- Data entries:
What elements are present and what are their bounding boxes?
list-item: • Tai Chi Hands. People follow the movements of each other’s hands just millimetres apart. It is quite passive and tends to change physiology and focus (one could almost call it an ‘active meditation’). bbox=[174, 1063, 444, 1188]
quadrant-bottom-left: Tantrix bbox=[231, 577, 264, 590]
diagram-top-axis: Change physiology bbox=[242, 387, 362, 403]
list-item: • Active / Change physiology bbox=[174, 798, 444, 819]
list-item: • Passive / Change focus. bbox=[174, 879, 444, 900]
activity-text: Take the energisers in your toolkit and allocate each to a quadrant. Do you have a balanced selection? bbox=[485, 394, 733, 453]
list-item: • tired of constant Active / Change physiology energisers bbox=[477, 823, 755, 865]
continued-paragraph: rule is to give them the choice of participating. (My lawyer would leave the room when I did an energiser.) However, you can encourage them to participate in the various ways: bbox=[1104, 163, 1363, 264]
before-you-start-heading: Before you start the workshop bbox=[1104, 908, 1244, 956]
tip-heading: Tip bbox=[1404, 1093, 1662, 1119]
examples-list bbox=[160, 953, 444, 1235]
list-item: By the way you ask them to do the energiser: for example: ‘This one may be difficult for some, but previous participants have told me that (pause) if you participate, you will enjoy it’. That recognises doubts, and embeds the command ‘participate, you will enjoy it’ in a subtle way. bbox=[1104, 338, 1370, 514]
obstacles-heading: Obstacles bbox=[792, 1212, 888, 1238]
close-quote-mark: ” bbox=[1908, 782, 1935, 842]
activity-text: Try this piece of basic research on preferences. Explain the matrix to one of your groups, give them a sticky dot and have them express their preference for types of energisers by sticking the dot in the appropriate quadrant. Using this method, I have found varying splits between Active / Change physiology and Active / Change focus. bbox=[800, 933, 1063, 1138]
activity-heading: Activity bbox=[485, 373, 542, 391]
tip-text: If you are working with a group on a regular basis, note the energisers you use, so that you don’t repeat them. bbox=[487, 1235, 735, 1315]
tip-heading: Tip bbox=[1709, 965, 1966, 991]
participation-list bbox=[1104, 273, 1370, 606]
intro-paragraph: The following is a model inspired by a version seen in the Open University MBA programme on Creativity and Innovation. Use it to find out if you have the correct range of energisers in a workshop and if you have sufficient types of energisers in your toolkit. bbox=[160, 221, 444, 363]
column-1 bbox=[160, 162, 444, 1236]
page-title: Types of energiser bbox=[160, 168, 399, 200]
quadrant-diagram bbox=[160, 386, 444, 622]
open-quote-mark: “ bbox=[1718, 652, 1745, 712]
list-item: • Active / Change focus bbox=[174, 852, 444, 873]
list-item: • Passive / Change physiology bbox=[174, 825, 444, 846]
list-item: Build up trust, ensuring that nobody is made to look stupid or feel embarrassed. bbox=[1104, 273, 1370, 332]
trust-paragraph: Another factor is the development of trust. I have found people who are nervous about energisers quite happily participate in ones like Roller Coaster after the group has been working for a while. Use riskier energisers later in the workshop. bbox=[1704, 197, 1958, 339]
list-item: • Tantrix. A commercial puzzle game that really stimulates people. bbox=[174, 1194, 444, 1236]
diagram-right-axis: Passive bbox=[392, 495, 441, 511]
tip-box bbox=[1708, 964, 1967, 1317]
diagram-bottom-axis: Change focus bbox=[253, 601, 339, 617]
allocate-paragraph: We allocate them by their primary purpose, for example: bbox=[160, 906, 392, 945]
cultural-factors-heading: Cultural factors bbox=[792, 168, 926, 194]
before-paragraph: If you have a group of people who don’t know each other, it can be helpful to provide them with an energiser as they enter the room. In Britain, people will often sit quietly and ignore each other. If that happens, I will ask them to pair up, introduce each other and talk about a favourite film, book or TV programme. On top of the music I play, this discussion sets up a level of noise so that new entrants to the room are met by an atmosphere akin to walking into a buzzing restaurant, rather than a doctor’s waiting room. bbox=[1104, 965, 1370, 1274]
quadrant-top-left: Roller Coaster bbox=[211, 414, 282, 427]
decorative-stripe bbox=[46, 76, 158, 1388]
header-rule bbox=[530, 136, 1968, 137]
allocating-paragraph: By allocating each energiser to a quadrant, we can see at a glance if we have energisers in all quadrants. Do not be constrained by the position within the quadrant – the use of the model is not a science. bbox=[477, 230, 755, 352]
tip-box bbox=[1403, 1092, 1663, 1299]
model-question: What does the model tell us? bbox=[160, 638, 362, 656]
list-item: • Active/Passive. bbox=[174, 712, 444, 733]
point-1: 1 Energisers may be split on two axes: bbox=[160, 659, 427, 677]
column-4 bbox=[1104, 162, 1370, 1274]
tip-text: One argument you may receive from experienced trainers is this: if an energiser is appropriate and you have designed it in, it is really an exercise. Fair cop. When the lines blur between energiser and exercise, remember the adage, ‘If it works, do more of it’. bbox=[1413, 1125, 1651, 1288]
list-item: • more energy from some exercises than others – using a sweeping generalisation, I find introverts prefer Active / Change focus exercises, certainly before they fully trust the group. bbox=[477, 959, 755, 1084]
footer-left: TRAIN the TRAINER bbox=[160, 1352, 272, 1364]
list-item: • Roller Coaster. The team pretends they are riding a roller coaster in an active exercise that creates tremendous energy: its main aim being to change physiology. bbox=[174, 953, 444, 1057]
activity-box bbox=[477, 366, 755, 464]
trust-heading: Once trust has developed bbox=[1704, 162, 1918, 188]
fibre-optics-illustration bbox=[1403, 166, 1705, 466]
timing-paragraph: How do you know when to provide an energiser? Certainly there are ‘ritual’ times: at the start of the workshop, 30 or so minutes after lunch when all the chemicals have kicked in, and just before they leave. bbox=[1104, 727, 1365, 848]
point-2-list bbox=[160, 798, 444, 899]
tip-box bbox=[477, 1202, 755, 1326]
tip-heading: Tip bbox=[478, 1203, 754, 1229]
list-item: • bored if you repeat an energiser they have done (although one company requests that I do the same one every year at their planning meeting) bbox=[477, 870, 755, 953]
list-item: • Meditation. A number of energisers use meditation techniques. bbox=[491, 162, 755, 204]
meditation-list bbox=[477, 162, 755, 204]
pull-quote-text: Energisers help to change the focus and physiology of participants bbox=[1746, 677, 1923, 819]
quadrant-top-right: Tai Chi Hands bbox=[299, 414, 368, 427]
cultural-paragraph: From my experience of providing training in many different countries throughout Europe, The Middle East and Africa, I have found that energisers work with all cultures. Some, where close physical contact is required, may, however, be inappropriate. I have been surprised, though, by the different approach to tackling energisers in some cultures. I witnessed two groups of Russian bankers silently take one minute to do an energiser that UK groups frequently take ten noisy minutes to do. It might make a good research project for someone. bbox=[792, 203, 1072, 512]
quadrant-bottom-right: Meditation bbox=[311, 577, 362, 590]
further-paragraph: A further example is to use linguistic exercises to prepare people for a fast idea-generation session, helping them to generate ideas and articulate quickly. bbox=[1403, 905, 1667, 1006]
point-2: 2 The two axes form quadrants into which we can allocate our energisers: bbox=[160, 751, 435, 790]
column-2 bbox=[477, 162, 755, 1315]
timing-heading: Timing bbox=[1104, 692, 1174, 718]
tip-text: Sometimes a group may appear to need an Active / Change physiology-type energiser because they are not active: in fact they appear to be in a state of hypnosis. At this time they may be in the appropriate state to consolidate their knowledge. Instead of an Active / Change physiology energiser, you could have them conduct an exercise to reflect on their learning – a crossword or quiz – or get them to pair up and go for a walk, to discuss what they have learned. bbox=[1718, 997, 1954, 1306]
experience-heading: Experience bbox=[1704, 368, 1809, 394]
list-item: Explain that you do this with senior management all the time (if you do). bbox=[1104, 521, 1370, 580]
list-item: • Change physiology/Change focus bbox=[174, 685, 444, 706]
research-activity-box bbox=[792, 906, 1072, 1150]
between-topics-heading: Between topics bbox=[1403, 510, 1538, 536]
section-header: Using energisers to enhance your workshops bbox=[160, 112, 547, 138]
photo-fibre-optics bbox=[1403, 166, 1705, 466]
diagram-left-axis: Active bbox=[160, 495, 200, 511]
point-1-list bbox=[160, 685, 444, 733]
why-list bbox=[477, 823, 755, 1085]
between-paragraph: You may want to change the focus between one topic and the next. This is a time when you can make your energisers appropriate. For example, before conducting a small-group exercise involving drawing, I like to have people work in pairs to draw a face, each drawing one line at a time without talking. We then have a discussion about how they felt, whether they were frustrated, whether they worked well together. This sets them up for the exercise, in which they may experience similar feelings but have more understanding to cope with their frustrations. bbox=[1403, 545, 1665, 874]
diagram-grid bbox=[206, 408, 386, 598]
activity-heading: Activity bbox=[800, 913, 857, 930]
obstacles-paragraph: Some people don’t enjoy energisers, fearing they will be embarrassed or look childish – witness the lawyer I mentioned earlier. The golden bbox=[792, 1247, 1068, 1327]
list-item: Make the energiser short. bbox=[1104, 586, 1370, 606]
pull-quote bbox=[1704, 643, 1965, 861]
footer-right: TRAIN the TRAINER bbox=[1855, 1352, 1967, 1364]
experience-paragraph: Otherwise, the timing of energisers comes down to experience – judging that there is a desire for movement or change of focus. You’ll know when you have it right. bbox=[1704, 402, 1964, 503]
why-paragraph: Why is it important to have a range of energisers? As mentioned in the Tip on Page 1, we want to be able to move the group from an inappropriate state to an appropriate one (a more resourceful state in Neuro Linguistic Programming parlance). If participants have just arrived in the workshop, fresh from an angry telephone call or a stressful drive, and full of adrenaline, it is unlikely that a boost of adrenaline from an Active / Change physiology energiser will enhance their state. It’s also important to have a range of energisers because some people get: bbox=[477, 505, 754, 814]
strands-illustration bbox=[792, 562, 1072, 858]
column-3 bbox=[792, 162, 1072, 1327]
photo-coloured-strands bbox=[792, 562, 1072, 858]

- Task requirements: Print the stretch of the listing from its first line through the line containing "tip-heading: Tip bbox=[1709, 965, 1966, 991]", inclusive, reproducing every character verbatim.

- Complete output:
What elements are present and what are their bounding boxes?
list-item: • Tai Chi Hands. People follow the movements of each other’s hands just millimetres apart. It is quite passive and tends to change physiology and focus (one could almost call it an ‘active meditation’). bbox=[174, 1063, 444, 1188]
quadrant-bottom-left: Tantrix bbox=[231, 577, 264, 590]
diagram-top-axis: Change physiology bbox=[242, 387, 362, 403]
list-item: • Active / Change physiology bbox=[174, 798, 444, 819]
list-item: • Passive / Change focus. bbox=[174, 879, 444, 900]
activity-text: Take the energisers in your toolkit and allocate each to a quadrant. Do you have a balanced selection? bbox=[485, 394, 733, 453]
list-item: • tired of constant Active / Change physiology energisers bbox=[477, 823, 755, 865]
continued-paragraph: rule is to give them the choice of participating. (My lawyer would leave the room when I did an energiser.) However, you can encourage them to participate in the various ways: bbox=[1104, 163, 1363, 264]
before-you-start-heading: Before you start the workshop bbox=[1104, 908, 1244, 956]
tip-heading: Tip bbox=[1404, 1093, 1662, 1119]
examples-list bbox=[160, 953, 444, 1235]
list-item: By the way you ask them to do the energiser: for example: ‘This one may be difficult for some, but previous participants have told me that (pause) if you participate, you will enjoy it’. That recognises doubts, and embeds the command ‘participate, you will enjoy it’ in a subtle way. bbox=[1104, 338, 1370, 514]
obstacles-heading: Obstacles bbox=[792, 1212, 888, 1238]
close-quote-mark: ” bbox=[1908, 782, 1935, 842]
activity-text: Try this piece of basic research on preferences. Explain the matrix to one of your groups, give them a sticky dot and have them express their preference for types of energisers by sticking the dot in the appropriate quadrant. Using this method, I have found varying splits between Active / Change physiology and Active / Change focus. bbox=[800, 933, 1063, 1138]
activity-heading: Activity bbox=[485, 373, 542, 391]
tip-text: If you are working with a group on a regular basis, note the energisers you use, so that you don’t repeat them. bbox=[487, 1235, 735, 1315]
tip-heading: Tip bbox=[1709, 965, 1966, 991]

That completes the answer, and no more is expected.